STATED GOAL: The entries are to be returned exactly, with images left out.

Extracted data entries
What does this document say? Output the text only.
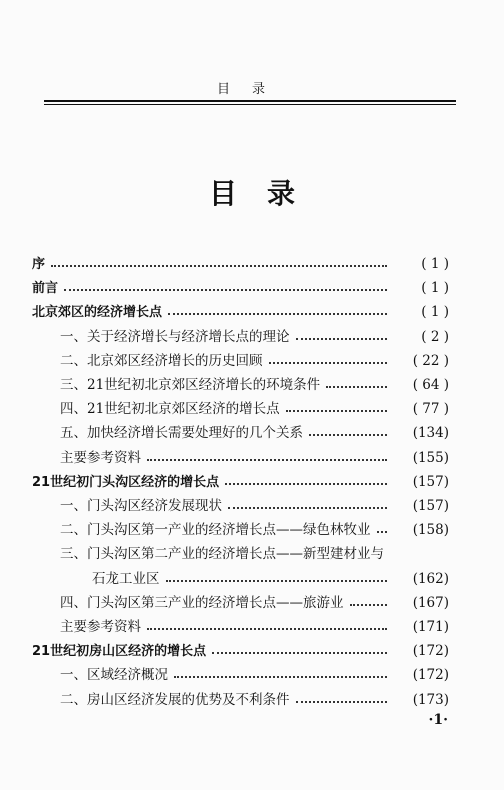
目录
目录
序	( 1 )
前言	( 1 )
北京郊区的经济增长点	( 1 )
一、关于经济增长与经济增长点的理论	( 2 )
二、北京郊区经济增长的历史回顾	( 22 )
三、21世纪初北京郊区经济增长的环境条件	( 64 )
四、21世纪初北京郊区经济的增长点	( 77 )
五、加快经济增长需要处理好的几个关系	(134)
主要参考资料	(155)
21世纪初门头沟区经济的增长点	(157)
一、门头沟区经济发展现状	(157)
二、门头沟区第一产业的经济增长点——绿色林牧业	(158)
三、门头沟区第二产业的经济增长点——新型建材业与
石龙工业区	(162)
四、门头沟区第三产业的经济增长点——旅游业	(167)
主要参考资料	(171)
21世纪初房山区经济的增长点	(172)
一、区域经济概况	(172)
二、房山区经济发展的优势及不利条件	(173)
·1·
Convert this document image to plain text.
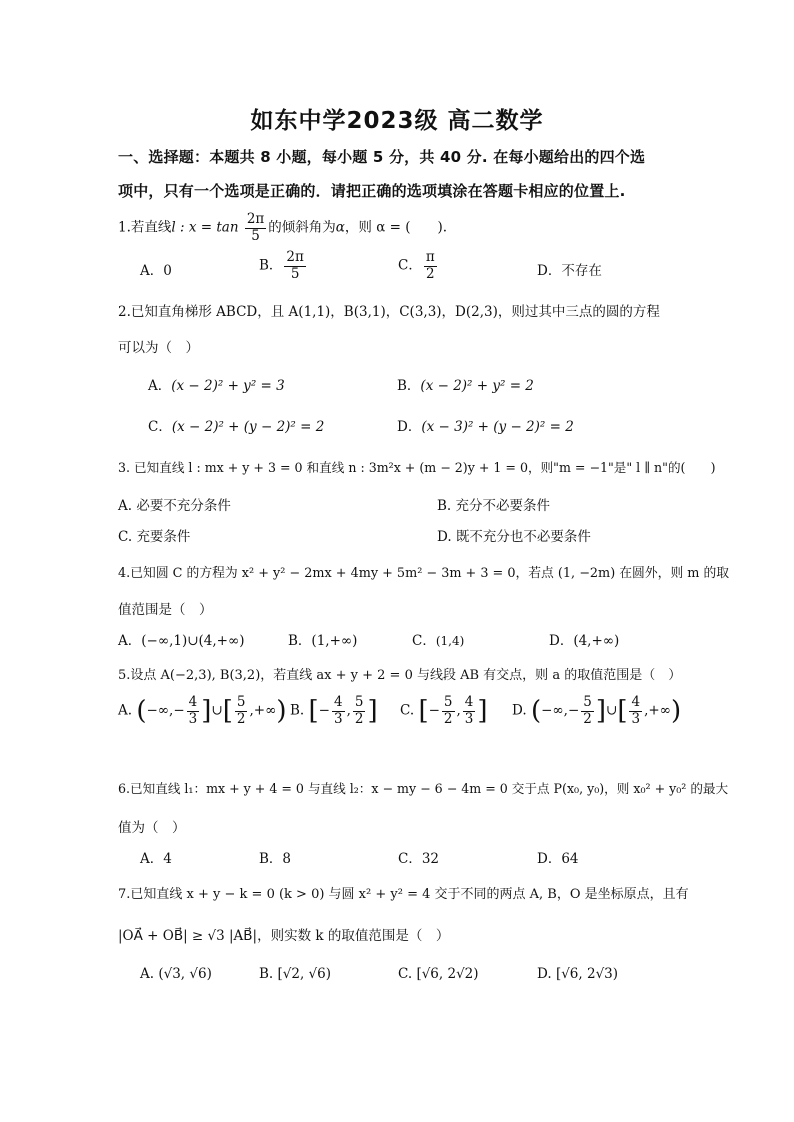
如东中学2023级 高二数学
一、选择题：本题共 8 小题，每小题 5 分，共 40 分. 在每小题给出的四个选
项中，只有一个选项是正确的．请把正确的选项填涂在答题卡相应的位置上.
1.若直线l : $x = \tan \frac{2\pi}{5}$ 的倾斜角为α，则 α = (　　).
A．0	B． $\frac{2\pi}{5}$	C． $\frac{\pi}{2}$	D．不存在
2.已知直角梯形 ABCD，且 A(1,1)，B(3,1)，C(3,3)，D(2,3)，则过其中三点的圆的方程
可以为（　）
A．(x − 2)² + y² = 3	B．(x − 2)² + y² = 2
C．(x − 2)² + (y − 2)² = 2	D．(x − 3)² + (y − 2)² = 2
3. 已知直线 l : mx + y + 3 = 0 和直线 n : 3m²x + (m − 2)y + 1 = 0，则"m = −1"是" l ∥ n"的(　　)
A. 必要不充分条件	B. 充分不必要条件
C. 充要条件	D. 既不充分也不必要条件
4.已知圆 C 的方程为 x² + y² − 2mx + 4my + 5m² − 3m + 3 = 0，若点 (1, −2m) 在圆外，则 m 的取
值范围是（　）
A．(−∞,1)∪(4,+∞)	B．(1,+∞)	C．(1,4)	D．(4,+∞)
5.设点 A(−2,3), B(3,2)，若直线 ax + y + 2 = 0 与线段 AB 有交点，则 a 的取值范围是（　）
A. (−∞,− $\frac{4}{3}$ ]∪[ $\frac{5}{2}$ ,+∞) B. [− $\frac{4}{3}$ , $\frac{5}{2}$ ] C. [− $\frac{5}{2}$ , $\frac{4}{3}$ ] D. (−∞,− $\frac{5}{2}$ ]∪[ $\frac{4}{3}$ ,+∞)
6.已知直线 l₁：mx + y + 4 = 0 与直线 l₂：x − my − 6 − 4m = 0 交于点 P(x₀, y₀)，则 x₀² + y₀² 的最大
值为（　）
A．4	B．8	C．32	D．64
7.已知直线 x + y − k = 0 (k > 0) 与圆 x² + y² = 4 交于不同的两点 A, B，O 是坐标原点，且有
|OA⃗ + OB⃗| ≥ √3 |AB⃗|，则实数 k 的取值范围是（　）
A. (√3, √6)	B. [√2, √6)	C. [√6, 2√2)	D. [√6, 2√3)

WRITTEN RESPONSE:
What does this document say? Output the text only.
目录
目录
序	( 1 )
前言	( 1 )
北京郊区的经济增长点	( 1 )
一、关于经济增长与经济增长点的理论	( 2 )
二、北京郊区经济增长的历史回顾	( 22 )
三、21世纪初北京郊区经济增长的环境条件	( 64 )
四、21世纪初北京郊区经济的增长点	( 77 )
五、加快经济增长需要处理好的几个关系	(134)
主要参考资料	(155)
21世纪初门头沟区经济的增长点	(157)
一、门头沟区经济发展现状	(157)
二、门头沟区第一产业的经济增长点——绿色林牧业	(158)
三、门头沟区第二产业的经济增长点——新型建材业与
石龙工业区	(162)
四、门头沟区第三产业的经济增长点——旅游业	(167)
主要参考资料	(171)
21世纪初房山区经济的增长点	(172)
一、区域经济概况	(172)
二、房山区经济发展的优势及不利条件	(173)
·1·
Convert this document image to plain text.
如东中学2023级 高二数学
一、选择题：本题共 8 小题，每小题 5 分，共 40 分. 在每小题给出的四个选
项中，只有一个选项是正确的．请把正确的选项填涂在答题卡相应的位置上.
1.若直线l : $x = \tan \frac{2\pi}{5}$ 的倾斜角为α，则 α = (　　).
A．0	B． $\frac{2\pi}{5}$	C． $\frac{\pi}{2}$	D．不存在
2.已知直角梯形 ABCD，且 A(1,1)，B(3,1)，C(3,3)，D(2,3)，则过其中三点的圆的方程
可以为（　）
A．(x − 2)² + y² = 3	B．(x − 2)² + y² = 2
C．(x − 2)² + (y − 2)² = 2	D．(x − 3)² + (y − 2)² = 2
3. 已知直线 l : mx + y + 3 = 0 和直线 n : 3m²x + (m − 2)y + 1 = 0，则"m = −1"是" l ∥ n"的(　　)
A. 必要不充分条件	B. 充分不必要条件
C. 充要条件	D. 既不充分也不必要条件
4.已知圆 C 的方程为 x² + y² − 2mx + 4my + 5m² − 3m + 3 = 0，若点 (1, −2m) 在圆外，则 m 的取
值范围是（　）
A．(−∞,1)∪(4,+∞)	B．(1,+∞)	C．(1,4)	D．(4,+∞)
5.设点 A(−2,3), B(3,2)，若直线 ax + y + 2 = 0 与线段 AB 有交点，则 a 的取值范围是（　）
A. (−∞,− $\frac{4}{3}$ ]∪[ $\frac{5}{2}$ ,+∞) B. [− $\frac{4}{3}$ , $\frac{5}{2}$ ] C. [− $\frac{5}{2}$ , $\frac{4}{3}$ ] D. (−∞,− $\frac{5}{2}$ ]∪[ $\frac{4}{3}$ ,+∞)
6.已知直线 l₁：mx + y + 4 = 0 与直线 l₂：x − my − 6 − 4m = 0 交于点 P(x₀, y₀)，则 x₀² + y₀² 的最大
值为（　）
A．4	B．8	C．32	D．64
7.已知直线 x + y − k = 0 (k > 0) 与圆 x² + y² = 4 交于不同的两点 A, B，O 是坐标原点，且有
|OA⃗ + OB⃗| ≥ √3 |AB⃗|，则实数 k 的取值范围是（　）
A. (√3, √6)	B. [√2, √6)	C. [√6, 2√2)	D. [√6, 2√3)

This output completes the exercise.